┌──

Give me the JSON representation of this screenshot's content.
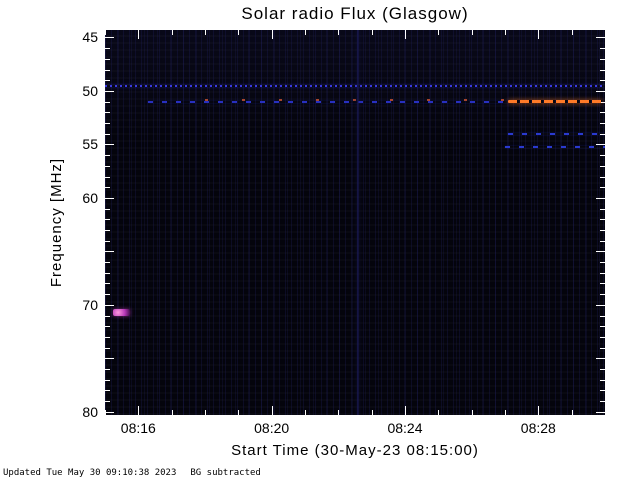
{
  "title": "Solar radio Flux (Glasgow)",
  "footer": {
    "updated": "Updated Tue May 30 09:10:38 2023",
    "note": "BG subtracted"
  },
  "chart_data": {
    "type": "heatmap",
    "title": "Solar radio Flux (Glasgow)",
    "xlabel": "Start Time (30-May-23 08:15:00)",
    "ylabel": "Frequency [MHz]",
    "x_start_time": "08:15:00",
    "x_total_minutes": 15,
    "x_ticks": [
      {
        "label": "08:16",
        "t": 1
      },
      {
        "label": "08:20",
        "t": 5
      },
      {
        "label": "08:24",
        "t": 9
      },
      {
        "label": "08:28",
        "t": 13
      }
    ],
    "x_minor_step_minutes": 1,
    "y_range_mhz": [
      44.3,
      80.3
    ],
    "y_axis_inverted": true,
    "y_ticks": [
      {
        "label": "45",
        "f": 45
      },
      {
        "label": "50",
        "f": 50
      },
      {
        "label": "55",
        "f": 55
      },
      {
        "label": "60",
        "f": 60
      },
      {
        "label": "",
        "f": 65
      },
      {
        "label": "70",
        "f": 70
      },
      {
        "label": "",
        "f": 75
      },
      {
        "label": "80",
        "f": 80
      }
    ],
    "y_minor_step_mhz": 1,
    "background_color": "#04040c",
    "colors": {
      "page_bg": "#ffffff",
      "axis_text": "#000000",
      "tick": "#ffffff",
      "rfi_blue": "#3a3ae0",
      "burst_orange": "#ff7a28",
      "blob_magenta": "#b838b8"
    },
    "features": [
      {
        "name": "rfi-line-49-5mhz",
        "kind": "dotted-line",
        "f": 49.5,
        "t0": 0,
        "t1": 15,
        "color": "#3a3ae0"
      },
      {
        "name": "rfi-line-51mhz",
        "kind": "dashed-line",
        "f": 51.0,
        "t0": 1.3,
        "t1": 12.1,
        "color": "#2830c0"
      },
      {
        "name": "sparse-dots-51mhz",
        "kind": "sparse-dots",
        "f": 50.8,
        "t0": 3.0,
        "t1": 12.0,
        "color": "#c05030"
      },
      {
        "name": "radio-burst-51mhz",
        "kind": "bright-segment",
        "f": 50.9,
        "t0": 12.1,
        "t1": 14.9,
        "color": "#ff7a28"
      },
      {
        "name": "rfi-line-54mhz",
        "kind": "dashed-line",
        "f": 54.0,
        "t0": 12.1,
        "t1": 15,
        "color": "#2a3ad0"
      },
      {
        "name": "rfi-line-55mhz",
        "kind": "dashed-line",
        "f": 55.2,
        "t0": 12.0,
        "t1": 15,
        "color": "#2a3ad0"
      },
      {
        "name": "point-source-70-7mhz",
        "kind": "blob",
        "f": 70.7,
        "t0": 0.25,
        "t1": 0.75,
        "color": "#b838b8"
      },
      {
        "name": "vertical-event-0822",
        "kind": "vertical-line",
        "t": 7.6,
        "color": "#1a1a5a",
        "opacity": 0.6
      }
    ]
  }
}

└──
┌──

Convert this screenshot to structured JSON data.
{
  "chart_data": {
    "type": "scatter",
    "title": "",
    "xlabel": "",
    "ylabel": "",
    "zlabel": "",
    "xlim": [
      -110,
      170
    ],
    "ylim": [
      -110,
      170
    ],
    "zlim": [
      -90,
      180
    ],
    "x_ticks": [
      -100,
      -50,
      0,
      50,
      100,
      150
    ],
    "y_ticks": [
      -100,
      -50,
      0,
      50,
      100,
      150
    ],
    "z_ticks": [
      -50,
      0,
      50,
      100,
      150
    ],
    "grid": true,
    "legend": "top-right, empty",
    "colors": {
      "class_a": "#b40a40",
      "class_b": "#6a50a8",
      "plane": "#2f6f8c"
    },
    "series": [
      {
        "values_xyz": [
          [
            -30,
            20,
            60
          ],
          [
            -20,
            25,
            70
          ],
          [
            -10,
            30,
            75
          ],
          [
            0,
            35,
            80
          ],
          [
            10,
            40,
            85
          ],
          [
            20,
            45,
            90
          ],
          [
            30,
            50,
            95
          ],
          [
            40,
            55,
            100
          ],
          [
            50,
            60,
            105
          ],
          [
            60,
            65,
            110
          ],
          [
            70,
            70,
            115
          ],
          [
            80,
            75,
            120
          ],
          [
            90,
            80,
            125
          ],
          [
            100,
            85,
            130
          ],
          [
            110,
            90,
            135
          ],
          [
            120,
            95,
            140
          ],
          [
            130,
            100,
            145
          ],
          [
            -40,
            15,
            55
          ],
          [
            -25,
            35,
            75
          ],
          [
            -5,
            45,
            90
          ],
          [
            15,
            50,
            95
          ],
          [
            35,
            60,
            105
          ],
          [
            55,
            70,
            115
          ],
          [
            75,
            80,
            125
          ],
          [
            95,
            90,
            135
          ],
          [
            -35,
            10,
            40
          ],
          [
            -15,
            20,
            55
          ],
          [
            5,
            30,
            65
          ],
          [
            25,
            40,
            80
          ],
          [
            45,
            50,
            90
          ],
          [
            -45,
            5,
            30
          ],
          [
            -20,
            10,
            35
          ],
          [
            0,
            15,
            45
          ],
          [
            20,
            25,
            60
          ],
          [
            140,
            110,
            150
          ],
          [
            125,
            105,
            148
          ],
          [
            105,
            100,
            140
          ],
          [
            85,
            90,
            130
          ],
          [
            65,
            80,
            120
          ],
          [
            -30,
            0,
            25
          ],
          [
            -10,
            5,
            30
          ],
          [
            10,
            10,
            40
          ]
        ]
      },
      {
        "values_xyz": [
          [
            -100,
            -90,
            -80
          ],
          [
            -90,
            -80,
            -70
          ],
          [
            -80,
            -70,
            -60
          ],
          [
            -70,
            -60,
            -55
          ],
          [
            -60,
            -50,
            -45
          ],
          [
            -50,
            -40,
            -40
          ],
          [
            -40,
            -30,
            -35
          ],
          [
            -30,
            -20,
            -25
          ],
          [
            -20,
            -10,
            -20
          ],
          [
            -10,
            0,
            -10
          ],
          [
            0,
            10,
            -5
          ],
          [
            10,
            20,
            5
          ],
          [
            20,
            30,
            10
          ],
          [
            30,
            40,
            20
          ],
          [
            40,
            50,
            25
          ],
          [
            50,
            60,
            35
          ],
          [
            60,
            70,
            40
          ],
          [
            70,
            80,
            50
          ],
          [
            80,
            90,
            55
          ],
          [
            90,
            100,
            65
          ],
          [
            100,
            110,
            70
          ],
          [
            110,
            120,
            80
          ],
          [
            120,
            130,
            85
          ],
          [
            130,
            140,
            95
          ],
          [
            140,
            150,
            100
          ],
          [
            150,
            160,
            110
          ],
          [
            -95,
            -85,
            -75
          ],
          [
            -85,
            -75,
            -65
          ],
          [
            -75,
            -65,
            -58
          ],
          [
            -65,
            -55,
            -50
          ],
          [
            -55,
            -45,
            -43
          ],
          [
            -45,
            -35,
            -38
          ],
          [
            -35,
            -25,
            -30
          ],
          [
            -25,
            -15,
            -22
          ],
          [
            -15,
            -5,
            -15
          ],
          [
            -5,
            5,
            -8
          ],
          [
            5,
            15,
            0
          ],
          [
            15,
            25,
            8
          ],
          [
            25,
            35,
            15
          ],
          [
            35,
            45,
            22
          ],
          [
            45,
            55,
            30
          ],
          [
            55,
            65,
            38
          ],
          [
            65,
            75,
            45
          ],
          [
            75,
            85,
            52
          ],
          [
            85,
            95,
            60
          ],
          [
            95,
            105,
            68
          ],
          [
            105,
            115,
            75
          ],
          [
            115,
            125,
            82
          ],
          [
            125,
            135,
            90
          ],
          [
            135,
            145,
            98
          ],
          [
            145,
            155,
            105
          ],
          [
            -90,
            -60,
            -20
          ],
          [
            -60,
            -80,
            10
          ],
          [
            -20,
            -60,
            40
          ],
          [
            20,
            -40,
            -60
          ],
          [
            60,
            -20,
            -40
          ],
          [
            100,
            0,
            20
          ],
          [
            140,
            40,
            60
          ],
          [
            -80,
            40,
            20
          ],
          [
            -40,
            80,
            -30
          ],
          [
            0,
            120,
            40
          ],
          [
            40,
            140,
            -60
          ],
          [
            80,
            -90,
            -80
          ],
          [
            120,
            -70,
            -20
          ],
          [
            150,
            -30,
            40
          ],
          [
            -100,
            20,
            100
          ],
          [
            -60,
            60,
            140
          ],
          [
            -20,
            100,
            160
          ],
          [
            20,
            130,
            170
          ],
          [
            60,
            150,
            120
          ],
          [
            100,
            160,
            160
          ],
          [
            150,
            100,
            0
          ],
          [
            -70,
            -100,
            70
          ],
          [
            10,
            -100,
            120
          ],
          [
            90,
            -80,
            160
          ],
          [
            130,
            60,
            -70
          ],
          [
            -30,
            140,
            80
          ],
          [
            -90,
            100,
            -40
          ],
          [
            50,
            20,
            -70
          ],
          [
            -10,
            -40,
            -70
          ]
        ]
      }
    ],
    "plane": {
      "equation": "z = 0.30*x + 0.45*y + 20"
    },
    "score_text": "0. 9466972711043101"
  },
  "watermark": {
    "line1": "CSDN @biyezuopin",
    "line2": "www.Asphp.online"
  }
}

└──

## EXERCISE DESCRIPTION
Write out every line of the preceding listing that contains "Solar".

## SOLUTION TO THE EXERCISE
  "title": "Solar radio Flux (Glasgow)",
    "title": "Solar radio Flux (Glasgow)",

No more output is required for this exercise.